WHAT THE TASK ASKS: Copy, from the entries below, each line in which the string "Targeting" appears.
***
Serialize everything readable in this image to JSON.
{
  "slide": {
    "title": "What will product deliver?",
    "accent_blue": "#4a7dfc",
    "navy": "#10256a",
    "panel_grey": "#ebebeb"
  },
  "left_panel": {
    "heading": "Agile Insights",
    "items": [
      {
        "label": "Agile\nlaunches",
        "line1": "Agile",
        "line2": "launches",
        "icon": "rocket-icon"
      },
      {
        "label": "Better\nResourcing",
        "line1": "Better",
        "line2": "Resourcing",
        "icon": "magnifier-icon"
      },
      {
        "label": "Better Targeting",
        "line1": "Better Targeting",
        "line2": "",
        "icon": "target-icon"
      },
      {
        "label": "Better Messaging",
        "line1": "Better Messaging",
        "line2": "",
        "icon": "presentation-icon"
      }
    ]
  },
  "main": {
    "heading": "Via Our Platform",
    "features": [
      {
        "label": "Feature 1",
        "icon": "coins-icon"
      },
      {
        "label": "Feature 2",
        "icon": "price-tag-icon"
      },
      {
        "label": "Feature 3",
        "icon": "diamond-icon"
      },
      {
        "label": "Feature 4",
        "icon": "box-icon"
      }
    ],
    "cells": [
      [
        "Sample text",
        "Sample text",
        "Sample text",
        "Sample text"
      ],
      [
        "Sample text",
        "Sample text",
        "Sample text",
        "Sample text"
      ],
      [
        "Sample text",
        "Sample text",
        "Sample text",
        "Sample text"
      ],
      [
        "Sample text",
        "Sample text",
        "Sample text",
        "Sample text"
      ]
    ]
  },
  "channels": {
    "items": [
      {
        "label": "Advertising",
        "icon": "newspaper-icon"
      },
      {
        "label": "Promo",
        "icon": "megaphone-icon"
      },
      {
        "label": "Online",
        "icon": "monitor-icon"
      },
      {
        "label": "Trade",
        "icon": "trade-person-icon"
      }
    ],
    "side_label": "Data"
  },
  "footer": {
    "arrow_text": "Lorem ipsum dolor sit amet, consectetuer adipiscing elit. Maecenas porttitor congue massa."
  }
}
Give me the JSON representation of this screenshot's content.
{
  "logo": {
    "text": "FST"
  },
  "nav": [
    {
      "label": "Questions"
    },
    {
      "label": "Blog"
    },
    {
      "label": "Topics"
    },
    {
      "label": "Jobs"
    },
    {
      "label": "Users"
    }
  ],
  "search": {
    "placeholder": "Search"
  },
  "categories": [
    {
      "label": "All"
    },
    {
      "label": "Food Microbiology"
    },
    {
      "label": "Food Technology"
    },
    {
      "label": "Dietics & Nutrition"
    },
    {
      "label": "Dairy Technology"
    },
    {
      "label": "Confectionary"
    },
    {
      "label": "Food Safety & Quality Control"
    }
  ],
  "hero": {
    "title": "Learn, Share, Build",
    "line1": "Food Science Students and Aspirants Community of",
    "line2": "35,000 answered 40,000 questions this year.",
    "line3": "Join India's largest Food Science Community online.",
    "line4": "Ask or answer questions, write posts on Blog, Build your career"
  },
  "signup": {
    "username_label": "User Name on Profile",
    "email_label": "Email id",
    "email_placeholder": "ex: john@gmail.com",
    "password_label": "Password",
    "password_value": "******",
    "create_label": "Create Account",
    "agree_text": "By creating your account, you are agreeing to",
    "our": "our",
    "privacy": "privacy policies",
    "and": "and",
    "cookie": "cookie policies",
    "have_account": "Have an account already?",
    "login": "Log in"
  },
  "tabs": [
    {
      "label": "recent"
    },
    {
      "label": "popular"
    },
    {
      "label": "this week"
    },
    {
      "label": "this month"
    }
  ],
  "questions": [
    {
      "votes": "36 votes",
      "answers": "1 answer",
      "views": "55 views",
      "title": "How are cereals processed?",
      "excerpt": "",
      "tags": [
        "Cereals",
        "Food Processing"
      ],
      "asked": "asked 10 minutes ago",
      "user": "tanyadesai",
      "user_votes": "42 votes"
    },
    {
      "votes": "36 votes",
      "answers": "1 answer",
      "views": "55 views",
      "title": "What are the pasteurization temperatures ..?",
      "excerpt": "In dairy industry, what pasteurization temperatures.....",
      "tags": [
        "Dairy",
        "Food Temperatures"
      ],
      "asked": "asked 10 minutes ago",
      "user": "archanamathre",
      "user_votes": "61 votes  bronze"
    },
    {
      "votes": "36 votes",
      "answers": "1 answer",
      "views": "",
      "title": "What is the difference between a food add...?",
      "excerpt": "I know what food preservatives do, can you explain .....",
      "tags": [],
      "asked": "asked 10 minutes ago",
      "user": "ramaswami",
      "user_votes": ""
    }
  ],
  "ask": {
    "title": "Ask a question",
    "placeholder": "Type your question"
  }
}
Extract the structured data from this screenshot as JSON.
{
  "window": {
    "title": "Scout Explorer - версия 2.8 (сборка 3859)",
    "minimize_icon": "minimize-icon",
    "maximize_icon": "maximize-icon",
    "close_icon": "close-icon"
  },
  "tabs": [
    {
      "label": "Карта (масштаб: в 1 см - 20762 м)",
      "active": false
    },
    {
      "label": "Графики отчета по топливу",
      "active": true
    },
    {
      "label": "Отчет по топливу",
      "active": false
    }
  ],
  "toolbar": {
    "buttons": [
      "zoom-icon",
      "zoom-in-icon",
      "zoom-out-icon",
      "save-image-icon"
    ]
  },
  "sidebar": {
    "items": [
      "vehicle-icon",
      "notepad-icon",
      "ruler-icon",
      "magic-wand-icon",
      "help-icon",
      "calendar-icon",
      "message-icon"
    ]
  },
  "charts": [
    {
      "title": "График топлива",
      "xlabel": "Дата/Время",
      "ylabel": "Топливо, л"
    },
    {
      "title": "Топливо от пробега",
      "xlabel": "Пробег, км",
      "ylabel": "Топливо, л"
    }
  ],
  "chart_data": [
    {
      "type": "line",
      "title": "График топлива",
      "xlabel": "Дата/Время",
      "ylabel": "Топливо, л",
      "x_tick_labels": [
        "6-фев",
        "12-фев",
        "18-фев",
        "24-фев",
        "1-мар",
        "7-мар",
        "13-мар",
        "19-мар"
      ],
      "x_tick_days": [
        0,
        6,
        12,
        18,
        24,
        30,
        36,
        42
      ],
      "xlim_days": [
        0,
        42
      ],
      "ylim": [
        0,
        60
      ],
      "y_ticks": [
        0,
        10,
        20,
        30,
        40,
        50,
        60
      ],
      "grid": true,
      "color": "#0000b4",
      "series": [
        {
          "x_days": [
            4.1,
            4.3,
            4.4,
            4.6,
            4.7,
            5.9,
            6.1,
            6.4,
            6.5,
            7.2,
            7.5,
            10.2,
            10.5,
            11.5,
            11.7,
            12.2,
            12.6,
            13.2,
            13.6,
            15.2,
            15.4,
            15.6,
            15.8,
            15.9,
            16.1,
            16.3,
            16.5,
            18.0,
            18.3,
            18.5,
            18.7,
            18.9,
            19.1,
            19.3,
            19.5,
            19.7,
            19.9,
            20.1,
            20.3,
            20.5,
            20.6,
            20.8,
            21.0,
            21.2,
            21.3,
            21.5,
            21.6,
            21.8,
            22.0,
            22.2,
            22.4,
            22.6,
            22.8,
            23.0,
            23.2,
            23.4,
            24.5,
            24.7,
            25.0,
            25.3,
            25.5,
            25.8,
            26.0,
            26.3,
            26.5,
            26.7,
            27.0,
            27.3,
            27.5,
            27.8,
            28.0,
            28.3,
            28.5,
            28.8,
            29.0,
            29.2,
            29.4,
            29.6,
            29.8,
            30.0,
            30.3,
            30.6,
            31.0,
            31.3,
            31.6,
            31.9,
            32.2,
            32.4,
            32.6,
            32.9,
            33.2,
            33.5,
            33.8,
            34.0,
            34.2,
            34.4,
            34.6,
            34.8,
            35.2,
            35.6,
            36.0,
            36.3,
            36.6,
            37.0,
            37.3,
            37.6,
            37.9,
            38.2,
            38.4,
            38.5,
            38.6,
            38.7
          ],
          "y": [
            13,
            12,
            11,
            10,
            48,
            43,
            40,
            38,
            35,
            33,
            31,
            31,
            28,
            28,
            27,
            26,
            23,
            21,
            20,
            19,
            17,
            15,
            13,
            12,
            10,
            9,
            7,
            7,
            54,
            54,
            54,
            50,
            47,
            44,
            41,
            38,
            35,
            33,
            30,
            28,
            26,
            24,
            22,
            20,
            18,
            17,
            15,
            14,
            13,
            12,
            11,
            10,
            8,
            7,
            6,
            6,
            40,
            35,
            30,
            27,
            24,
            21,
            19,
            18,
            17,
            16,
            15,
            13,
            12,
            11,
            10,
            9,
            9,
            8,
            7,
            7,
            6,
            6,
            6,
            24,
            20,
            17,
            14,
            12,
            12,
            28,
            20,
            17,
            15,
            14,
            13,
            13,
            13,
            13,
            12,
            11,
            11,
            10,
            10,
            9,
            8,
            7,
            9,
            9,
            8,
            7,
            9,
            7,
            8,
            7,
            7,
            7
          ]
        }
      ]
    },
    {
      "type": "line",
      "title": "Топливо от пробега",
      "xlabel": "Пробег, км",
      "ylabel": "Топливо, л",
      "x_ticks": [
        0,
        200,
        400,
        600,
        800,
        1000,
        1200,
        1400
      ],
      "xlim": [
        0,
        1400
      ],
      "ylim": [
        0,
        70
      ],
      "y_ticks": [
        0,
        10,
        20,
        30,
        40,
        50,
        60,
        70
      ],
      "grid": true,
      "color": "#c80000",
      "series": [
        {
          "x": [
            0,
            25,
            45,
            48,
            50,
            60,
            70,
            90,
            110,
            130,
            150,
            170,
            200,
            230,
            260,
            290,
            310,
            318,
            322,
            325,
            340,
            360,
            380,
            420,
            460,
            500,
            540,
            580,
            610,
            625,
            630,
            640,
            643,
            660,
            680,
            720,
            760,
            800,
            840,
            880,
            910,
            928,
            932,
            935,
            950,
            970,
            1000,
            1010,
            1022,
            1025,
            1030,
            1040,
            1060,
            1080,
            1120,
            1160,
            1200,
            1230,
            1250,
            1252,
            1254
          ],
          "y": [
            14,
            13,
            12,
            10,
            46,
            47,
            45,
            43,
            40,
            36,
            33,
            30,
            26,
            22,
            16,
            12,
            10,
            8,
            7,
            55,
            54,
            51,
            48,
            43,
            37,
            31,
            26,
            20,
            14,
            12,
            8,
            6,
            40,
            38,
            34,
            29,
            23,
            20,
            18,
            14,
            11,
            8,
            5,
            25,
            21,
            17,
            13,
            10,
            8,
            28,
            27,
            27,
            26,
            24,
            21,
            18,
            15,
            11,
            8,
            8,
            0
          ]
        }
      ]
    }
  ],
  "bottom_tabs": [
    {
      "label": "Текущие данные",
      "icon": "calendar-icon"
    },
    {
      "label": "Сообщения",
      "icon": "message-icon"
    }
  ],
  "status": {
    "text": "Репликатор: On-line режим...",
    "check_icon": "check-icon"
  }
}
***
EXERCISE RESULT:
        "label": "Better Targeting",
        "line1": "Better Targeting",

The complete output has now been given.